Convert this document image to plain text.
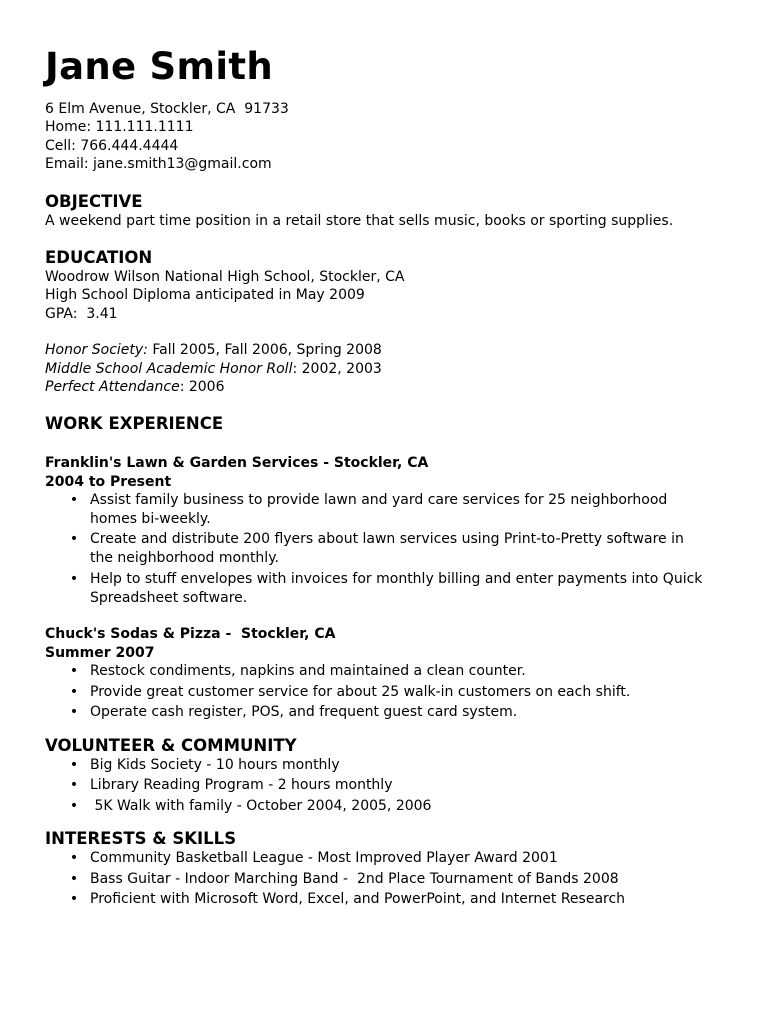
Jane Smith
6 Elm Avenue, Stockler, CA  91733
Home: 111.111.1111
Cell: 766.444.4444
Email: jane.smith13@gmail.com
OBJECTIVE
A weekend part time position in a retail store that sells music, books or sporting supplies.
EDUCATION
Woodrow Wilson National High School, Stockler, CA
High School Diploma anticipated in May 2009
GPA:  3.41
Honor Society: Fall 2005, Fall 2006, Spring 2008
Middle School Academic Honor Roll: 2002, 2003
Perfect Attendance: 2006
WORK EXPERIENCE
Franklin's Lawn & Garden Services - Stockler, CA
2004 to Present
• Assist family business to provide lawn and yard care services for 25 neighborhood homes bi-weekly.
• Create and distribute 200 flyers about lawn services using Print-to-Pretty software in the neighborhood monthly.
• Help to stuff envelopes with invoices for monthly billing and enter payments into Quick Spreadsheet software.
Chuck's Sodas & Pizza -  Stockler, CA
Summer 2007
• Restock condiments, napkins and maintained a clean counter.
• Provide great customer service for about 25 walk-in customers on each shift.
• Operate cash register, POS, and frequent guest card system.
VOLUNTEER & COMMUNITY
• Big Kids Society - 10 hours monthly
• Library Reading Program - 2 hours monthly
• 5K Walk with family - October 2004, 2005, 2006
INTERESTS & SKILLS
• Community Basketball League - Most Improved Player Award 2001
• Bass Guitar - Indoor Marching Band -  2nd Place Tournament of Bands 2008
• Proficient with Microsoft Word, Excel, and PowerPoint, and Internet Research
=-=-=-=-=
> **Stated exercise**
Write out the material above once more, exactly as it reads, with no pictures.

> **Answer in full**
Convert this document image to plain text.
Jane Smith
6 Elm Avenue, Stockler, CA  91733
Home: 111.111.1111
Cell: 766.444.4444
Email: jane.smith13@gmail.com
OBJECTIVE
A weekend part time position in a retail store that sells music, books or sporting supplies.
EDUCATION
Woodrow Wilson National High School, Stockler, CA
High School Diploma anticipated in May 2009
GPA:  3.41
Honor Society: Fall 2005, Fall 2006, Spring 2008
Middle School Academic Honor Roll: 2002, 2003
Perfect Attendance: 2006
WORK EXPERIENCE
Franklin's Lawn & Garden Services - Stockler, CA
2004 to Present
• Assist family business to provide lawn and yard care services for 25 neighborhood homes bi-weekly.
• Create and distribute 200 flyers about lawn services using Print-to-Pretty software in the neighborhood monthly.
• Help to stuff envelopes with invoices for monthly billing and enter payments into Quick Spreadsheet software.
Chuck's Sodas & Pizza -  Stockler, CA
Summer 2007
• Restock condiments, napkins and maintained a clean counter.
• Provide great customer service for about 25 walk-in customers on each shift.
• Operate cash register, POS, and frequent guest card system.
VOLUNTEER & COMMUNITY
• Big Kids Society - 10 hours monthly
• Library Reading Program - 2 hours monthly
• 5K Walk with family - October 2004, 2005, 2006
INTERESTS & SKILLS
• Community Basketball League - Most Improved Player Award 2001
• Bass Guitar - Indoor Marching Band -  2nd Place Tournament of Bands 2008
• Proficient with Microsoft Word, Excel, and PowerPoint, and Internet Research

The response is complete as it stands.